─── DATA SHOWN ───

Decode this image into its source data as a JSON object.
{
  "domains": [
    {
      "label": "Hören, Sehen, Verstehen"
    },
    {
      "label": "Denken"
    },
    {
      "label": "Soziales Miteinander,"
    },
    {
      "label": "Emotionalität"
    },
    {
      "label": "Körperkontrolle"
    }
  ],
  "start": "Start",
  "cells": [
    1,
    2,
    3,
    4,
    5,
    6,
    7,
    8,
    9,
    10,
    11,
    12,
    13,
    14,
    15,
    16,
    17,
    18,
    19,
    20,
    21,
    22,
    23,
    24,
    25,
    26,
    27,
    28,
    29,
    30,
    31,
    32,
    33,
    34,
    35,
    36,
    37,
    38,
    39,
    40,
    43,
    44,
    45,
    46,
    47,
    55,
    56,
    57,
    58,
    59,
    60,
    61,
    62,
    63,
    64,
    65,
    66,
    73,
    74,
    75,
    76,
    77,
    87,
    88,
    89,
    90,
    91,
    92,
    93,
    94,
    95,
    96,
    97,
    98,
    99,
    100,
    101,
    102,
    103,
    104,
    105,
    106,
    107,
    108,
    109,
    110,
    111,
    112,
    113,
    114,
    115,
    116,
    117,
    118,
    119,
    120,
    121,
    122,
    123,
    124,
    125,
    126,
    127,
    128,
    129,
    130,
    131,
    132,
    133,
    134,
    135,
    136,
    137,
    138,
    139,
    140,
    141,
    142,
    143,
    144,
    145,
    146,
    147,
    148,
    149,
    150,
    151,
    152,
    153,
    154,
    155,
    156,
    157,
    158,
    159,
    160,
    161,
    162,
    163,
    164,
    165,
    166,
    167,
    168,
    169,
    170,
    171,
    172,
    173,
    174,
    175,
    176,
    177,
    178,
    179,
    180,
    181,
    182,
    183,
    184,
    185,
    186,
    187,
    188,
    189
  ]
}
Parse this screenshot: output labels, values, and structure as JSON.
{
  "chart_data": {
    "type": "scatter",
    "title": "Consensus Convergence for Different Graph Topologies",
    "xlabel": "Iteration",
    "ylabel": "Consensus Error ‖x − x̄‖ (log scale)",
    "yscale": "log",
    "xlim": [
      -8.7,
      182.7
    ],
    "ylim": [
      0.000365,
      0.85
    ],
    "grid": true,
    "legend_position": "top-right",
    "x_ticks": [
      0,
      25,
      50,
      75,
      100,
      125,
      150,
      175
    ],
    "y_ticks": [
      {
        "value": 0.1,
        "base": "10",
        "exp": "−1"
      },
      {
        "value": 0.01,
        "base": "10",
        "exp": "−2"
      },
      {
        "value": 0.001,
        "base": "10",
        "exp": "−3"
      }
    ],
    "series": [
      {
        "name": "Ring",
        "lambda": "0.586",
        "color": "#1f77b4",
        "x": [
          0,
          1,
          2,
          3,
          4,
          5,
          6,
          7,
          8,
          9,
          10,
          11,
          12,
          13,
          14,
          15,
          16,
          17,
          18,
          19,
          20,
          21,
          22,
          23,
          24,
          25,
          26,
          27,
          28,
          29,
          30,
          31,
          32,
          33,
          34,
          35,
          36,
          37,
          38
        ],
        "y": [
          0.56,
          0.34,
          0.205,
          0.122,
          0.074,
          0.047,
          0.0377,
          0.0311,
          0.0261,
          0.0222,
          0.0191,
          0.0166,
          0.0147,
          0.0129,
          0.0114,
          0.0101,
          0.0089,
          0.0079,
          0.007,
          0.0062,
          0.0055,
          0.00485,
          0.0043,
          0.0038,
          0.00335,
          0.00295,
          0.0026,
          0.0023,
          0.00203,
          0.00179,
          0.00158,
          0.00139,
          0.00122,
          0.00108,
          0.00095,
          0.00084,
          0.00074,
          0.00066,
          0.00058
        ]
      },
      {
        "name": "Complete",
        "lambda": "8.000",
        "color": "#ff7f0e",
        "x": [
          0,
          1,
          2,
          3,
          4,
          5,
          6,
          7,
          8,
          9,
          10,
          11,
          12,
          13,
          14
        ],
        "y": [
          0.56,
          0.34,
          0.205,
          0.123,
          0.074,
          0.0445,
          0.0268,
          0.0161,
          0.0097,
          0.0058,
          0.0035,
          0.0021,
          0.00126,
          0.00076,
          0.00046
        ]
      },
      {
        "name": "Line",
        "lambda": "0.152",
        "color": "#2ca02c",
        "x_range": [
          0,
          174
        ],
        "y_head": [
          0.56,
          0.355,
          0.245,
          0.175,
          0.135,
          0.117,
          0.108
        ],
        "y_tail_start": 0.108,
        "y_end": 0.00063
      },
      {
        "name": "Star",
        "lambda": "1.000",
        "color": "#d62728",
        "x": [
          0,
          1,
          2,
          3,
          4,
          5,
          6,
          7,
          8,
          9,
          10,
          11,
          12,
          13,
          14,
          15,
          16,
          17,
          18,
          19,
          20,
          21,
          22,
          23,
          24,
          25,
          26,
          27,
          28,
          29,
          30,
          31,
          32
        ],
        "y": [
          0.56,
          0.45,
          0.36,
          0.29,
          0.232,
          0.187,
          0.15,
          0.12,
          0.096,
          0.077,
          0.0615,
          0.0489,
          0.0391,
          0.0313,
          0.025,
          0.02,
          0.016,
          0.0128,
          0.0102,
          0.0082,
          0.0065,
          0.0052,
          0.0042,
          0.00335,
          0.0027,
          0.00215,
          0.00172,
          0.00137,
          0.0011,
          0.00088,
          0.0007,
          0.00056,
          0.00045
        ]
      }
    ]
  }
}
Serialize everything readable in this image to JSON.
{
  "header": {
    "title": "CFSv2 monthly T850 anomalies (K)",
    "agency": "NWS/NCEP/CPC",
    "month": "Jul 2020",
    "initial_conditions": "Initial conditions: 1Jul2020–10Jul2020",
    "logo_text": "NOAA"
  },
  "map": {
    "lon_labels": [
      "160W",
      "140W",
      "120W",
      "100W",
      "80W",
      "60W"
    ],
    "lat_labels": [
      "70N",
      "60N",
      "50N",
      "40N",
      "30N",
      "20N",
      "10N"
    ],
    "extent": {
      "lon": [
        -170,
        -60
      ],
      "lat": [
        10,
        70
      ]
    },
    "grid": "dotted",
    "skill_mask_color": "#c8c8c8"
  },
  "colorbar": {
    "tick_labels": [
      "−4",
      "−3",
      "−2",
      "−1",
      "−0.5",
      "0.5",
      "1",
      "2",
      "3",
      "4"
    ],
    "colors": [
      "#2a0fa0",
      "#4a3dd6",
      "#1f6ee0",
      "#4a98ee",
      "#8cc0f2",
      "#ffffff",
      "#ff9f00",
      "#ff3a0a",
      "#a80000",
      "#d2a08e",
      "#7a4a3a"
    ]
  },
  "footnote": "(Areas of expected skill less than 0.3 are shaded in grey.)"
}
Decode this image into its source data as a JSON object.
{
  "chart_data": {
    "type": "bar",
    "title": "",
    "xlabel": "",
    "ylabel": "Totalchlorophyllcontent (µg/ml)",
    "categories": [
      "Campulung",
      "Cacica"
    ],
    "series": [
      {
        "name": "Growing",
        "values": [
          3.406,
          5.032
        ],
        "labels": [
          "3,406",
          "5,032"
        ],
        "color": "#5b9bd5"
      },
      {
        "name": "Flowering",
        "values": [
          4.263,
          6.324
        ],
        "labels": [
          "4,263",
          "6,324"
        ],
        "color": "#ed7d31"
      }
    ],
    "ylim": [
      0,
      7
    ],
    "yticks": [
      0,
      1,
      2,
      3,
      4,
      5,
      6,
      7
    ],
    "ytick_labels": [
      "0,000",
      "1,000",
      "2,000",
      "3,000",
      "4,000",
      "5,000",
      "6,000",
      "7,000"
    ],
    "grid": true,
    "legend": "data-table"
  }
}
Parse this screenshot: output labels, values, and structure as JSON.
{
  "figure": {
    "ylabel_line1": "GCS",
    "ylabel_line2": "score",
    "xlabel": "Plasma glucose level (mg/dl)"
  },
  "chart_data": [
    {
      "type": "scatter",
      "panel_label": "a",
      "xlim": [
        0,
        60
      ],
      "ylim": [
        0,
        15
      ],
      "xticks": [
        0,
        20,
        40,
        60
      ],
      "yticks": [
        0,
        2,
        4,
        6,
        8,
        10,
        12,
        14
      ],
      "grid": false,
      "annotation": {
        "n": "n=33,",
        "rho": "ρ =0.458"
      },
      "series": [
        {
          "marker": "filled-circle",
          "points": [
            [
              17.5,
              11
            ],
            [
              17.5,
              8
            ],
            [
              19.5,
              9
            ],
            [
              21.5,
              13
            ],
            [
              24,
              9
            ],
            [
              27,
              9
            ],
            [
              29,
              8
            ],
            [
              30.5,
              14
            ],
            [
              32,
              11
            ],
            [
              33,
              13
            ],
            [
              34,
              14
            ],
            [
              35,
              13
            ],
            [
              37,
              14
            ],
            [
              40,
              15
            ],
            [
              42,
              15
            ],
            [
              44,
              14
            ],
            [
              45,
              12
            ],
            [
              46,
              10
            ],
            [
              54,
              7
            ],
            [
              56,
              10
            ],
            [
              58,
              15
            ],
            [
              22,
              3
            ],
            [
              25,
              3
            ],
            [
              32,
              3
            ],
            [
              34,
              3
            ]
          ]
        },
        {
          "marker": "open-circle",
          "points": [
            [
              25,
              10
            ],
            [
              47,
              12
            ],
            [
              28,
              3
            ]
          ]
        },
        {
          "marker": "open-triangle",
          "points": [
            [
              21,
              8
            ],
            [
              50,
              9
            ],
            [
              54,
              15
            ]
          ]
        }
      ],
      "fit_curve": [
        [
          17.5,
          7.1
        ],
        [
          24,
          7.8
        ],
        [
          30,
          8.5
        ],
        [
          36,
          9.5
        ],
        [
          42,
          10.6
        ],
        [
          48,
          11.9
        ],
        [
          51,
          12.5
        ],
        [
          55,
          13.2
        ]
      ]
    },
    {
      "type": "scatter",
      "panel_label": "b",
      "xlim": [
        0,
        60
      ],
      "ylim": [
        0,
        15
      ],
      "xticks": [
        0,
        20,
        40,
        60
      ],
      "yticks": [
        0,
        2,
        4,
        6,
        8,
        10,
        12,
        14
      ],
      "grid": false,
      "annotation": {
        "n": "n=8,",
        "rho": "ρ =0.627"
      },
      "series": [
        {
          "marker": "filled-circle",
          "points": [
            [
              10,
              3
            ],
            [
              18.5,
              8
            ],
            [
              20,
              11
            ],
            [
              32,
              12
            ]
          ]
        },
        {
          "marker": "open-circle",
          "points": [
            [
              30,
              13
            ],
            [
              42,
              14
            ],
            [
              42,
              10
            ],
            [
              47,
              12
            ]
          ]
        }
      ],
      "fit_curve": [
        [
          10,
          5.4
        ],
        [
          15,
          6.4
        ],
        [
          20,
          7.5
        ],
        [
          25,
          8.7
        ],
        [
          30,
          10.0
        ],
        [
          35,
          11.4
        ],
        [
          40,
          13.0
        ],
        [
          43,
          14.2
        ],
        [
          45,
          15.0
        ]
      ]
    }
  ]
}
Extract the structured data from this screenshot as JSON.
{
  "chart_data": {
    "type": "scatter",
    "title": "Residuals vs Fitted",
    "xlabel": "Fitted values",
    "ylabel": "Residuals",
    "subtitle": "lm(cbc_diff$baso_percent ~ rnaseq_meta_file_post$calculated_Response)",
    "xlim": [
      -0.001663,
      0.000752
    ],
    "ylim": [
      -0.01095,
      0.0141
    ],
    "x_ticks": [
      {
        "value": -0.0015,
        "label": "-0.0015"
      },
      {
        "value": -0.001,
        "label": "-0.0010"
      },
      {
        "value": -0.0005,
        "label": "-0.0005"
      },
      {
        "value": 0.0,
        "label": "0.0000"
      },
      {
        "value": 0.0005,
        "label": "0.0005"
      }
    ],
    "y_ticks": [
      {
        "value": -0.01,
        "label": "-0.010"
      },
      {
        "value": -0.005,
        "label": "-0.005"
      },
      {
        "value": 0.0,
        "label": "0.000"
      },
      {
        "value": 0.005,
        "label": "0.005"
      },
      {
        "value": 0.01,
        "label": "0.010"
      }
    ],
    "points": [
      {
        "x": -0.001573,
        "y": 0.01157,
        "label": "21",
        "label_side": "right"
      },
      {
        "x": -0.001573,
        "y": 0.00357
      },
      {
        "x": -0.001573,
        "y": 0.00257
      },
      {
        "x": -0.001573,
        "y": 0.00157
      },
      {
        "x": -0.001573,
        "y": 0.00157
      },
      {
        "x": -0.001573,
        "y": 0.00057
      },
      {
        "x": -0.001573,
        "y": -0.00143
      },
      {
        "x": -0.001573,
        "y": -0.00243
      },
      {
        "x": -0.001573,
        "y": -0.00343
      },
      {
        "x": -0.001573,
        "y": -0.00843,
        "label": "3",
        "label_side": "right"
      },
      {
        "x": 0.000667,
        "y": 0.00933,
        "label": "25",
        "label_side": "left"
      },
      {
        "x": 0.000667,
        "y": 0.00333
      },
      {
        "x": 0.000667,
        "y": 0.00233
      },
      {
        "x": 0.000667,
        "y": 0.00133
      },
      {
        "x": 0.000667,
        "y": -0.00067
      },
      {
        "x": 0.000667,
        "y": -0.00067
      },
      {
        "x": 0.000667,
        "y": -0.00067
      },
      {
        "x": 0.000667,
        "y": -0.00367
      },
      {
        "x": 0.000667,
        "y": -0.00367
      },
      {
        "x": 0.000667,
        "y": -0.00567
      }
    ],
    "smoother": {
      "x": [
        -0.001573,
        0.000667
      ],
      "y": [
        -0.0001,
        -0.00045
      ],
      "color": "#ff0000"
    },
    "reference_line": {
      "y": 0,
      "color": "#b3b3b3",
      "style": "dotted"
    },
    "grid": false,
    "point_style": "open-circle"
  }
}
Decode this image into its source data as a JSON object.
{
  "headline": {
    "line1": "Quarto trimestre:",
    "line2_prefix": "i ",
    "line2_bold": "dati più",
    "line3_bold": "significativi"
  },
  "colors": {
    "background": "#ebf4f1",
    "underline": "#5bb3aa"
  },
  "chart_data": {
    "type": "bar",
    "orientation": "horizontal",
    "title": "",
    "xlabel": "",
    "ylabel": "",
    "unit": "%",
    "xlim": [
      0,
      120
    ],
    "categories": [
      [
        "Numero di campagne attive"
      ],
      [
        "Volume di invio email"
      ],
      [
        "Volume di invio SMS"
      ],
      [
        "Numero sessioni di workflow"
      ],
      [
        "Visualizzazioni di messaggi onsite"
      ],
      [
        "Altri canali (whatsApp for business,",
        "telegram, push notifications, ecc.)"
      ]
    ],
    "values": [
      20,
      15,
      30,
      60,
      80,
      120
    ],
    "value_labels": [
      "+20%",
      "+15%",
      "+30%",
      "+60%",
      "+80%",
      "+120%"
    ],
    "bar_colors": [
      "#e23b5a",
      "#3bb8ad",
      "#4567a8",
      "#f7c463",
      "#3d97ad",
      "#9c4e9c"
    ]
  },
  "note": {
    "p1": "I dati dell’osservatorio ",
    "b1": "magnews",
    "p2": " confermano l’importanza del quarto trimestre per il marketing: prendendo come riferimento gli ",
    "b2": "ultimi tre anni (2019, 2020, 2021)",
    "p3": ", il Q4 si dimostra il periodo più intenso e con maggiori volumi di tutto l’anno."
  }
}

───

§ **TASK DESCRIPTION**:
Every line above that contains the word "xlabel" should be reported.

§ **ANSWER TO THE EXERCISE**:
    "xlabel": "Iteration",
    "xlabel": "",
    "xlabel": "Plasma glucose level (mg/dl)"
    "xlabel": "Fitted values",
    "xlabel": "",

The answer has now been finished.